▶ [WHAT YOU WILL DO] Every line below should be copied exactly; drop the pictures.
* Begin THE RECORDS *
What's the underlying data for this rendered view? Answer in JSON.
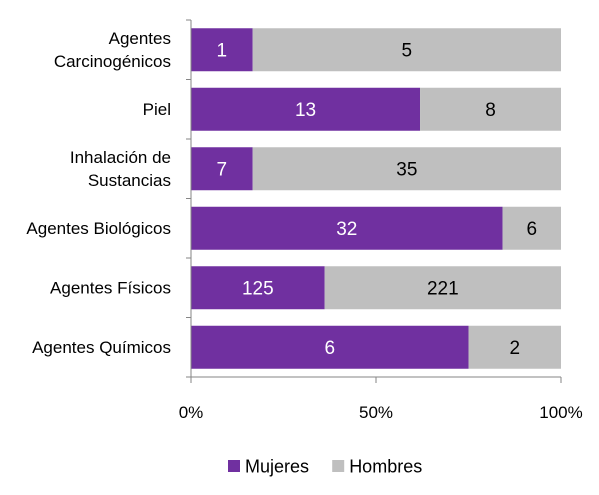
{
  "chart_data": {
    "type": "bar",
    "orientation": "horizontal",
    "stacking": "percent",
    "categories": [
      [
        "Agentes",
        "Carcinogénicos"
      ],
      [
        "Piel"
      ],
      [
        "Inhalación de",
        "Sustancias"
      ],
      [
        "Agentes Biológicos"
      ],
      [
        "Agentes Físicos"
      ],
      [
        "Agentes Químicos"
      ]
    ],
    "series": [
      {
        "name": "Mujeres",
        "values": [
          1,
          13,
          7,
          32,
          125,
          6
        ],
        "color": "#7030a0",
        "label_color": "#ffffff"
      },
      {
        "name": "Hombres",
        "values": [
          5,
          8,
          35,
          6,
          221,
          2
        ],
        "color": "#bfbfbf",
        "label_color": "#000000"
      }
    ],
    "xaxis": {
      "ticks": [
        "0%",
        "50%",
        "100%"
      ],
      "range": [
        0,
        1
      ]
    },
    "legend": {
      "position": "bottom"
    },
    "grid": false
  }
}
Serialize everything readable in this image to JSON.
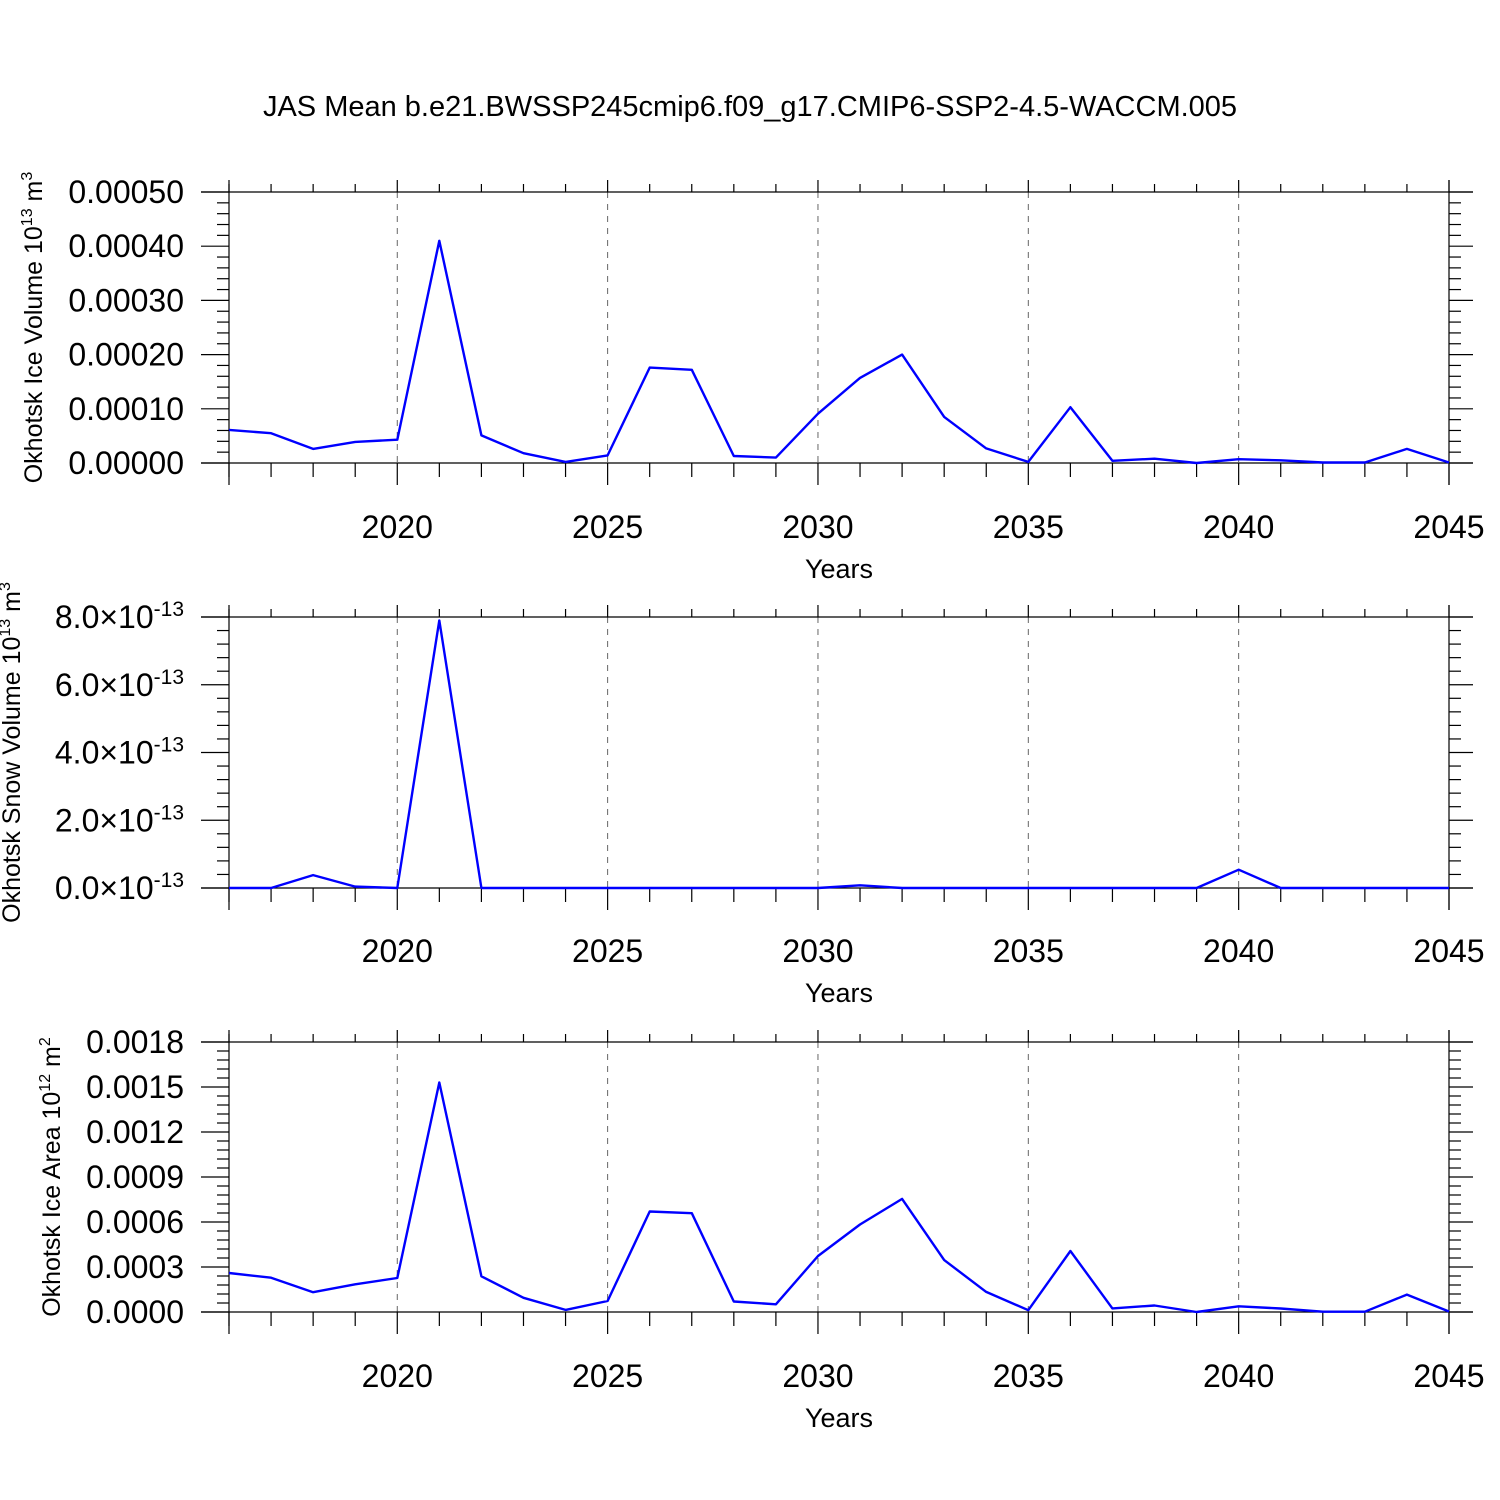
{
  "title": "JAS Mean b.e21.BWSSP245cmip6.f09_g17.CMIP6-SSP2-4.5-WACCM.005",
  "colors": {
    "line": "#0000ff",
    "axis": "#000000",
    "background": "#ffffff"
  },
  "chart_data": [
    {
      "type": "line",
      "ylabel": {
        "text": "Okhotsk Ice Volume 10",
        "sup": "13",
        "unit": "m",
        "unit_sup": "3"
      },
      "xlabel": "Years",
      "xlim": [
        2016,
        2045
      ],
      "ylim": [
        0,
        0.0005
      ],
      "grid": "vertical dashed at major x ticks",
      "x_ticks": [
        2020,
        2025,
        2030,
        2035,
        2040,
        2045
      ],
      "x_tick_labels": [
        "2020",
        "2025",
        "2030",
        "2035",
        "2040",
        "2045"
      ],
      "y_ticks": [
        0,
        0.0001,
        0.0002,
        0.0003,
        0.0004,
        0.0005
      ],
      "y_tick_labels": [
        {
          "base": "0.00000"
        },
        {
          "base": "0.00010"
        },
        {
          "base": "0.00020"
        },
        {
          "base": "0.00030"
        },
        {
          "base": "0.00040"
        },
        {
          "base": "0.00050"
        }
      ],
      "x": [
        2016,
        2017,
        2018,
        2019,
        2020,
        2021,
        2022,
        2023,
        2024,
        2025,
        2026,
        2027,
        2028,
        2029,
        2030,
        2031,
        2032,
        2033,
        2034,
        2035,
        2036,
        2037,
        2038,
        2039,
        2040,
        2041,
        2042,
        2043,
        2044,
        2045
      ],
      "values": [
        6.1e-05,
        5.5e-05,
        2.6e-05,
        3.9e-05,
        4.3e-05,
        0.00041,
        5.1e-05,
        1.8e-05,
        2e-06,
        1.4e-05,
        0.000176,
        0.000172,
        1.3e-05,
        1e-05,
        9.1e-05,
        0.000157,
        0.0002,
        8.5e-05,
        2.7e-05,
        2e-06,
        0.000103,
        4e-06,
        8e-06,
        0.0,
        7e-06,
        5e-06,
        1e-06,
        1e-06,
        2.6e-05,
        1e-06
      ]
    },
    {
      "type": "line",
      "ylabel": {
        "text": "Okhotsk Snow Volume 10",
        "sup": "13",
        "unit": "m",
        "unit_sup": "3"
      },
      "xlabel": "Years",
      "xlim": [
        2016,
        2045
      ],
      "ylim": [
        0,
        8e-13
      ],
      "grid": "vertical dashed at major x ticks",
      "x_ticks": [
        2020,
        2025,
        2030,
        2035,
        2040,
        2045
      ],
      "x_tick_labels": [
        "2020",
        "2025",
        "2030",
        "2035",
        "2040",
        "2045"
      ],
      "y_ticks": [
        0,
        2e-13,
        4e-13,
        6e-13,
        8e-13
      ],
      "y_tick_labels": [
        {
          "base": "0.0×10",
          "sup": "-13"
        },
        {
          "base": "2.0×10",
          "sup": "-13"
        },
        {
          "base": "4.0×10",
          "sup": "-13"
        },
        {
          "base": "6.0×10",
          "sup": "-13"
        },
        {
          "base": "8.0×10",
          "sup": "-13"
        }
      ],
      "x": [
        2016,
        2017,
        2018,
        2019,
        2020,
        2021,
        2022,
        2023,
        2024,
        2025,
        2026,
        2027,
        2028,
        2029,
        2030,
        2031,
        2032,
        2033,
        2034,
        2035,
        2036,
        2037,
        2038,
        2039,
        2040,
        2041,
        2042,
        2043,
        2044,
        2045
      ],
      "values": [
        0,
        0,
        3.8e-14,
        4e-15,
        0,
        7.9e-13,
        0,
        0,
        0,
        0,
        0,
        0,
        0,
        0,
        0,
        8e-15,
        0,
        0,
        0,
        0,
        0,
        0,
        0,
        0,
        5.4e-14,
        0,
        0,
        0,
        0,
        0
      ]
    },
    {
      "type": "line",
      "ylabel": {
        "text": "Okhotsk Ice Area 10",
        "sup": "12",
        "unit": "m",
        "unit_sup": "2"
      },
      "xlabel": "Years",
      "xlim": [
        2016,
        2045
      ],
      "ylim": [
        0,
        0.0018
      ],
      "grid": "vertical dashed at major x ticks",
      "x_ticks": [
        2020,
        2025,
        2030,
        2035,
        2040,
        2045
      ],
      "x_tick_labels": [
        "2020",
        "2025",
        "2030",
        "2035",
        "2040",
        "2045"
      ],
      "y_ticks": [
        0,
        0.0003,
        0.0006,
        0.0009,
        0.0012,
        0.0015,
        0.0018
      ],
      "y_tick_labels": [
        {
          "base": "0.0000"
        },
        {
          "base": "0.0003"
        },
        {
          "base": "0.0006"
        },
        {
          "base": "0.0009"
        },
        {
          "base": "0.0012"
        },
        {
          "base": "0.0015"
        },
        {
          "base": "0.0018"
        }
      ],
      "x": [
        2016,
        2017,
        2018,
        2019,
        2020,
        2021,
        2022,
        2023,
        2024,
        2025,
        2026,
        2027,
        2028,
        2029,
        2030,
        2031,
        2032,
        2033,
        2034,
        2035,
        2036,
        2037,
        2038,
        2039,
        2040,
        2041,
        2042,
        2043,
        2044,
        2045
      ],
      "values": [
        0.00026,
        0.000229,
        0.000132,
        0.000185,
        0.000227,
        0.00153,
        0.000238,
        9.5e-05,
        1.4e-05,
        7.3e-05,
        0.00067,
        0.000659,
        7e-05,
        5.1e-05,
        0.000373,
        0.000583,
        0.000754,
        0.000346,
        0.000134,
        1.2e-05,
        0.000407,
        2.4e-05,
        4.3e-05,
        0.0,
        3.8e-05,
        2.3e-05,
        2e-06,
        2e-06,
        0.000116,
        3e-06
      ]
    }
  ]
}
* End THE RECORDS *
▶ [WORKED SOLUTION]
What's the underlying data for this rendered view? Answer in JSON.
{
  "chart_data": {
    "type": "bar",
    "orientation": "horizontal",
    "stacking": "percent",
    "categories": [
      [
        "Agentes",
        "Carcinogénicos"
      ],
      [
        "Piel"
      ],
      [
        "Inhalación de",
        "Sustancias"
      ],
      [
        "Agentes Biológicos"
      ],
      [
        "Agentes Físicos"
      ],
      [
        "Agentes Químicos"
      ]
    ],
    "series": [
      {
        "name": "Mujeres",
        "values": [
          1,
          13,
          7,
          32,
          125,
          6
        ],
        "color": "#7030a0",
        "label_color": "#ffffff"
      },
      {
        "name": "Hombres",
        "values": [
          5,
          8,
          35,
          6,
          221,
          2
        ],
        "color": "#bfbfbf",
        "label_color": "#000000"
      }
    ],
    "xaxis": {
      "ticks": [
        "0%",
        "50%",
        "100%"
      ],
      "range": [
        0,
        1
      ]
    },
    "legend": {
      "position": "bottom"
    },
    "grid": false
  }
}
Serialize everything readable in this image to JSON.
{
  "title": "JAS Mean b.e21.BWSSP245cmip6.f09_g17.CMIP6-SSP2-4.5-WACCM.005",
  "colors": {
    "line": "#0000ff",
    "axis": "#000000",
    "background": "#ffffff"
  },
  "chart_data": [
    {
      "type": "line",
      "ylabel": {
        "text": "Okhotsk Ice Volume 10",
        "sup": "13",
        "unit": "m",
        "unit_sup": "3"
      },
      "xlabel": "Years",
      "xlim": [
        2016,
        2045
      ],
      "ylim": [
        0,
        0.0005
      ],
      "grid": "vertical dashed at major x ticks",
      "x_ticks": [
        2020,
        2025,
        2030,
        2035,
        2040,
        2045
      ],
      "x_tick_labels": [
        "2020",
        "2025",
        "2030",
        "2035",
        "2040",
        "2045"
      ],
      "y_ticks": [
        0,
        0.0001,
        0.0002,
        0.0003,
        0.0004,
        0.0005
      ],
      "y_tick_labels": [
        {
          "base": "0.00000"
        },
        {
          "base": "0.00010"
        },
        {
          "base": "0.00020"
        },
        {
          "base": "0.00030"
        },
        {
          "base": "0.00040"
        },
        {
          "base": "0.00050"
        }
      ],
      "x": [
        2016,
        2017,
        2018,
        2019,
        2020,
        2021,
        2022,
        2023,
        2024,
        2025,
        2026,
        2027,
        2028,
        2029,
        2030,
        2031,
        2032,
        2033,
        2034,
        2035,
        2036,
        2037,
        2038,
        2039,
        2040,
        2041,
        2042,
        2043,
        2044,
        2045
      ],
      "values": [
        6.1e-05,
        5.5e-05,
        2.6e-05,
        3.9e-05,
        4.3e-05,
        0.00041,
        5.1e-05,
        1.8e-05,
        2e-06,
        1.4e-05,
        0.000176,
        0.000172,
        1.3e-05,
        1e-05,
        9.1e-05,
        0.000157,
        0.0002,
        8.5e-05,
        2.7e-05,
        2e-06,
        0.000103,
        4e-06,
        8e-06,
        0.0,
        7e-06,
        5e-06,
        1e-06,
        1e-06,
        2.6e-05,
        1e-06
      ]
    },
    {
      "type": "line",
      "ylabel": {
        "text": "Okhotsk Snow Volume 10",
        "sup": "13",
        "unit": "m",
        "unit_sup": "3"
      },
      "xlabel": "Years",
      "xlim": [
        2016,
        2045
      ],
      "ylim": [
        0,
        8e-13
      ],
      "grid": "vertical dashed at major x ticks",
      "x_ticks": [
        2020,
        2025,
        2030,
        2035,
        2040,
        2045
      ],
      "x_tick_labels": [
        "2020",
        "2025",
        "2030",
        "2035",
        "2040",
        "2045"
      ],
      "y_ticks": [
        0,
        2e-13,
        4e-13,
        6e-13,
        8e-13
      ],
      "y_tick_labels": [
        {
          "base": "0.0×10",
          "sup": "-13"
        },
        {
          "base": "2.0×10",
          "sup": "-13"
        },
        {
          "base": "4.0×10",
          "sup": "-13"
        },
        {
          "base": "6.0×10",
          "sup": "-13"
        },
        {
          "base": "8.0×10",
          "sup": "-13"
        }
      ],
      "x": [
        2016,
        2017,
        2018,
        2019,
        2020,
        2021,
        2022,
        2023,
        2024,
        2025,
        2026,
        2027,
        2028,
        2029,
        2030,
        2031,
        2032,
        2033,
        2034,
        2035,
        2036,
        2037,
        2038,
        2039,
        2040,
        2041,
        2042,
        2043,
        2044,
        2045
      ],
      "values": [
        0,
        0,
        3.8e-14,
        4e-15,
        0,
        7.9e-13,
        0,
        0,
        0,
        0,
        0,
        0,
        0,
        0,
        0,
        8e-15,
        0,
        0,
        0,
        0,
        0,
        0,
        0,
        0,
        5.4e-14,
        0,
        0,
        0,
        0,
        0
      ]
    },
    {
      "type": "line",
      "ylabel": {
        "text": "Okhotsk Ice Area 10",
        "sup": "12",
        "unit": "m",
        "unit_sup": "2"
      },
      "xlabel": "Years",
      "xlim": [
        2016,
        2045
      ],
      "ylim": [
        0,
        0.0018
      ],
      "grid": "vertical dashed at major x ticks",
      "x_ticks": [
        2020,
        2025,
        2030,
        2035,
        2040,
        2045
      ],
      "x_tick_labels": [
        "2020",
        "2025",
        "2030",
        "2035",
        "2040",
        "2045"
      ],
      "y_ticks": [
        0,
        0.0003,
        0.0006,
        0.0009,
        0.0012,
        0.0015,
        0.0018
      ],
      "y_tick_labels": [
        {
          "base": "0.0000"
        },
        {
          "base": "0.0003"
        },
        {
          "base": "0.0006"
        },
        {
          "base": "0.0009"
        },
        {
          "base": "0.0012"
        },
        {
          "base": "0.0015"
        },
        {
          "base": "0.0018"
        }
      ],
      "x": [
        2016,
        2017,
        2018,
        2019,
        2020,
        2021,
        2022,
        2023,
        2024,
        2025,
        2026,
        2027,
        2028,
        2029,
        2030,
        2031,
        2032,
        2033,
        2034,
        2035,
        2036,
        2037,
        2038,
        2039,
        2040,
        2041,
        2042,
        2043,
        2044,
        2045
      ],
      "values": [
        0.00026,
        0.000229,
        0.000132,
        0.000185,
        0.000227,
        0.00153,
        0.000238,
        9.5e-05,
        1.4e-05,
        7.3e-05,
        0.00067,
        0.000659,
        7e-05,
        5.1e-05,
        0.000373,
        0.000583,
        0.000754,
        0.000346,
        0.000134,
        1.2e-05,
        0.000407,
        2.4e-05,
        4.3e-05,
        0.0,
        3.8e-05,
        2.3e-05,
        2e-06,
        2e-06,
        0.000116,
        3e-06
      ]
    }
  ]
}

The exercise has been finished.